▶ [What this task involves]:
How many lines in this material include the string "laboratoryjnych"? Answer with the number and nothing further.
####################
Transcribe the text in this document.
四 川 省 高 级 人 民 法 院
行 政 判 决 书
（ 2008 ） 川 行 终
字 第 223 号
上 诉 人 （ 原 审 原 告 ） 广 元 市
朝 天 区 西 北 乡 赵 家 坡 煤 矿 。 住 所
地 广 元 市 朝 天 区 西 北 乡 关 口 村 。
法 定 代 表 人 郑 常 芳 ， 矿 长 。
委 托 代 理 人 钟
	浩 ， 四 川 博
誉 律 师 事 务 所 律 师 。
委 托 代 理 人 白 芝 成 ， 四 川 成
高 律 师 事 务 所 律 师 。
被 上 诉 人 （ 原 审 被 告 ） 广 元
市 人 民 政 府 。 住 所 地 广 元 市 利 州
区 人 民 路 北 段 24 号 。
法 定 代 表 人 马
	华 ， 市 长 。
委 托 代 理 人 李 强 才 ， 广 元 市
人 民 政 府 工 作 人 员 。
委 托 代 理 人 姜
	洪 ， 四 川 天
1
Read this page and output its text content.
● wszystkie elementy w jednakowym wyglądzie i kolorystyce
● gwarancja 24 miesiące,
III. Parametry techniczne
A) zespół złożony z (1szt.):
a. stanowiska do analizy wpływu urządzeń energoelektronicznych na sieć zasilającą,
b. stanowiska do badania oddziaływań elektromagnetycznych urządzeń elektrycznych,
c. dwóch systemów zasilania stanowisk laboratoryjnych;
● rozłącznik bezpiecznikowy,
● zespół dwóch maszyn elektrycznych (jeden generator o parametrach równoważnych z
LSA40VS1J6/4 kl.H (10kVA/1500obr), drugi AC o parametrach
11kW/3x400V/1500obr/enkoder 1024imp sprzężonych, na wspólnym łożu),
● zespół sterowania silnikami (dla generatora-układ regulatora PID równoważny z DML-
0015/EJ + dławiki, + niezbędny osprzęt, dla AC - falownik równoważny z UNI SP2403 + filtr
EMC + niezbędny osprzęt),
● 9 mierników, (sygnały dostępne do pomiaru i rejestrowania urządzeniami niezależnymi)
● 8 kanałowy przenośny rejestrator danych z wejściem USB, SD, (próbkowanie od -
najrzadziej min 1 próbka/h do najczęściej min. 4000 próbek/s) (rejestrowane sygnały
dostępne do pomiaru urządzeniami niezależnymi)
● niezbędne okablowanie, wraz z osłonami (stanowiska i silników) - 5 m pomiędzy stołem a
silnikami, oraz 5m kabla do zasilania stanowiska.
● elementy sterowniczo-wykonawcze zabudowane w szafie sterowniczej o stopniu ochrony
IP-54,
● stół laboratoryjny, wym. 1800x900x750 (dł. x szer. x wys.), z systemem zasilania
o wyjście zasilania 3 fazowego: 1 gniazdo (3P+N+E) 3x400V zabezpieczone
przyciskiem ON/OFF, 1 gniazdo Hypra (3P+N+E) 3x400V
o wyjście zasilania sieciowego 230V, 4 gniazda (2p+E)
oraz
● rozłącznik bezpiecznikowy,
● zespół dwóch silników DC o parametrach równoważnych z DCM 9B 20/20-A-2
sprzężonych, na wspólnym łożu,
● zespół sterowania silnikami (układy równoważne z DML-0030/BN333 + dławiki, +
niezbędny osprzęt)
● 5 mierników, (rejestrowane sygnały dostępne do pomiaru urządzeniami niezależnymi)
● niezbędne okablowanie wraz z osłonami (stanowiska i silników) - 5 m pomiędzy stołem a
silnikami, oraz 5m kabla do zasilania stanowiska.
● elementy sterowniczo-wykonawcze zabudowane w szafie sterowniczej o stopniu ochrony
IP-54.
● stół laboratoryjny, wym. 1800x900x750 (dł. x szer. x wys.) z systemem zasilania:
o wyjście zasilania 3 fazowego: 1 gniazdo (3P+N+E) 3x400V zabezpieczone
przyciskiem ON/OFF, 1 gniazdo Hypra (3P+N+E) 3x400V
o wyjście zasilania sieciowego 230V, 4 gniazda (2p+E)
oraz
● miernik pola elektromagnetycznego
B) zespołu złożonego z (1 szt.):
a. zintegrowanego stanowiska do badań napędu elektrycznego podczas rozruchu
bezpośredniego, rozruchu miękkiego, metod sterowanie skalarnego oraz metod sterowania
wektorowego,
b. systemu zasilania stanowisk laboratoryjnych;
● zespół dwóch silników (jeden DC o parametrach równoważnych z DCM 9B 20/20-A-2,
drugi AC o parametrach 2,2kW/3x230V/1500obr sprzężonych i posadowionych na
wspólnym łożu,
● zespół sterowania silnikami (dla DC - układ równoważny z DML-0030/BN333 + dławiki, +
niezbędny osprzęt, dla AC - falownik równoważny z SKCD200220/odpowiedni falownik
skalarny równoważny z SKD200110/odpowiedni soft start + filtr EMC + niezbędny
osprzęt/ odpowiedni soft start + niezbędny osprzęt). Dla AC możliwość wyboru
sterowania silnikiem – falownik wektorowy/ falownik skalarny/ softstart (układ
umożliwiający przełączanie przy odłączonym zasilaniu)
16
####################
▶ [Written response]:
2